◆ **TASK DETAILS**: Find each line in the following listing that has the string "Dunbartonshire", then state the count and nothing else.

Entries from a visual dataset:
==*==

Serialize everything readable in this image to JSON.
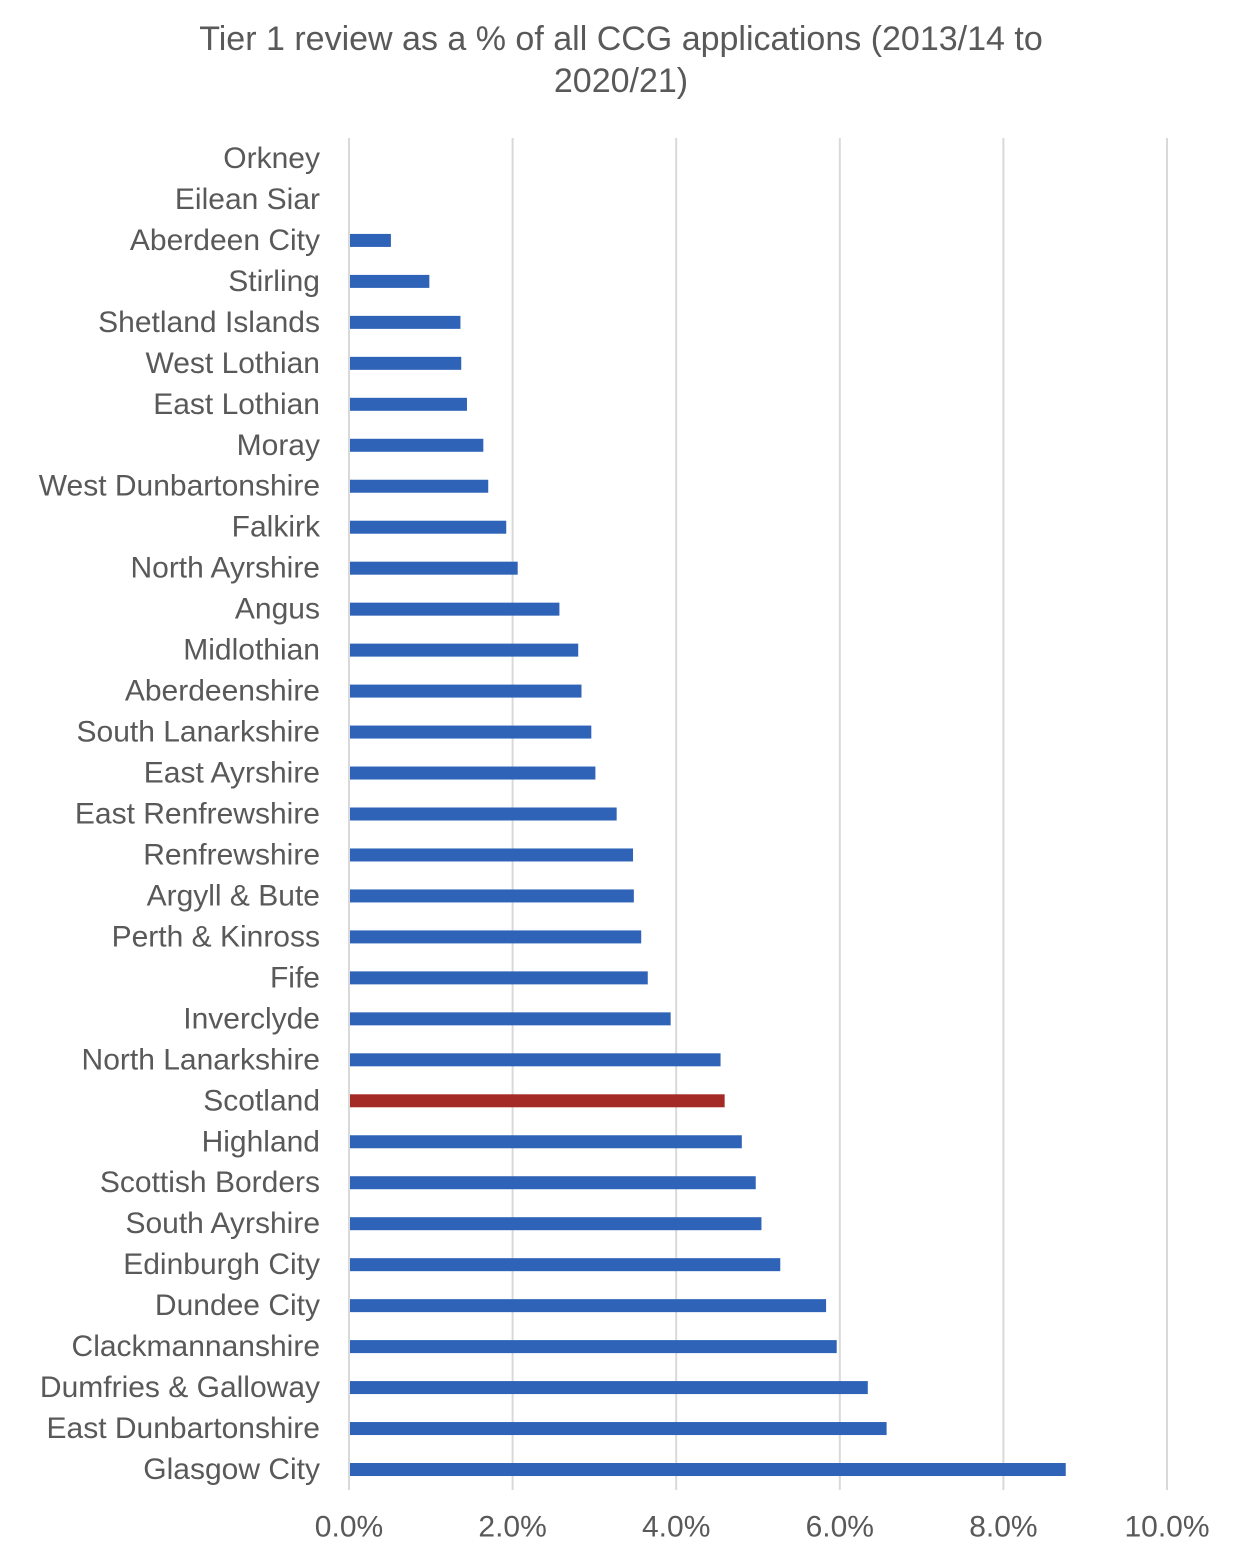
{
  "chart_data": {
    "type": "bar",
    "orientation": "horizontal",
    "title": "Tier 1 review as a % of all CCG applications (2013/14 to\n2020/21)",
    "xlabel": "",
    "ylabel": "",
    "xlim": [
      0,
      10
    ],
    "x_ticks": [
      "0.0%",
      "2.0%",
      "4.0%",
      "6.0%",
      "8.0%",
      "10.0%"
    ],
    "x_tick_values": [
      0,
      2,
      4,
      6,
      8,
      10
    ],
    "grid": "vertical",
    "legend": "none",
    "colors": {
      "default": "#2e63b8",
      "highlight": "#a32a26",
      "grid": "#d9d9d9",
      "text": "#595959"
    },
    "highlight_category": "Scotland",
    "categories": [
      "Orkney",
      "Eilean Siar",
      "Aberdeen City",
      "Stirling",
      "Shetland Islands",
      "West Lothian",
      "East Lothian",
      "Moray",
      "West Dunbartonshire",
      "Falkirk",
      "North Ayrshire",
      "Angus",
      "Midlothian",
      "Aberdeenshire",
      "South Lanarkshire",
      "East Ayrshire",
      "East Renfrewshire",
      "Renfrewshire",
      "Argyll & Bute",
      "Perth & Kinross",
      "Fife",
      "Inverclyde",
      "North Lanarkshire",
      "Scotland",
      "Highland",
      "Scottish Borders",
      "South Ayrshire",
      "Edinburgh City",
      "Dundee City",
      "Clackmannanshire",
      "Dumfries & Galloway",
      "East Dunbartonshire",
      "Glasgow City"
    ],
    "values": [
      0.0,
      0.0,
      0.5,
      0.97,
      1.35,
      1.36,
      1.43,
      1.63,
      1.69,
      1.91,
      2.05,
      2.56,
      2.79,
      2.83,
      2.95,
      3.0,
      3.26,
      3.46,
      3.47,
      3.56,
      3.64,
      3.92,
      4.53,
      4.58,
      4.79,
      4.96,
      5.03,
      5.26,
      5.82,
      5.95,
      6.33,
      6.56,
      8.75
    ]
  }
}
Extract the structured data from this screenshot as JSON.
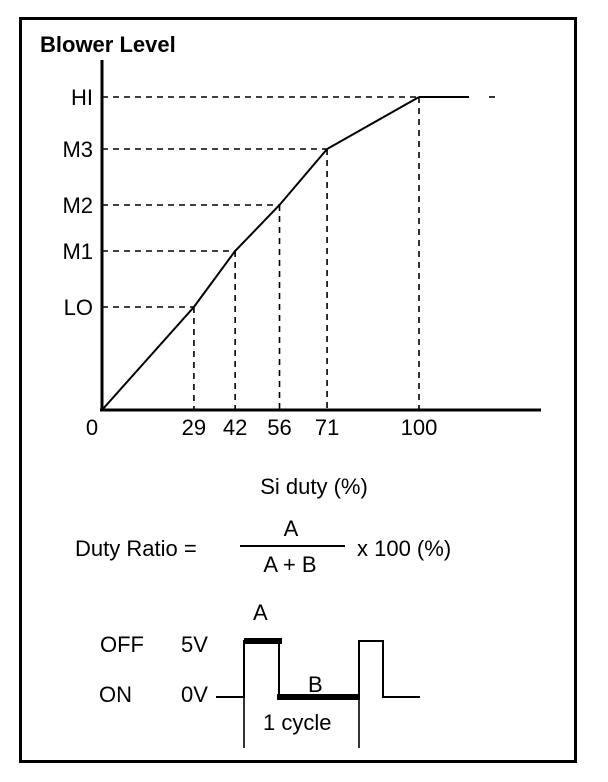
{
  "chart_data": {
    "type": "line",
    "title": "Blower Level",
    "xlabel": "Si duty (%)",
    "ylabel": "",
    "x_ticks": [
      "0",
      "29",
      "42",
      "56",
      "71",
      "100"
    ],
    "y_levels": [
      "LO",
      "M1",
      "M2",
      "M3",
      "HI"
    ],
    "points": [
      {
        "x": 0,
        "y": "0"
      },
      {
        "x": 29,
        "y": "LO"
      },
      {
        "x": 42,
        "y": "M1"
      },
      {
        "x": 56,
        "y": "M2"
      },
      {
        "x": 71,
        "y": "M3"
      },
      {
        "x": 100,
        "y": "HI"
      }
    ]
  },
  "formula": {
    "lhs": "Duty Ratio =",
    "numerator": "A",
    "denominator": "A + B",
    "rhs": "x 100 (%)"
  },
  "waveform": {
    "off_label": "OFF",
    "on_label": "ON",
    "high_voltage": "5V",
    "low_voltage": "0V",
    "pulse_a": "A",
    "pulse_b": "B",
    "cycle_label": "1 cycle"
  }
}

==*==

◆ **CORRECT OUTPUT**: 2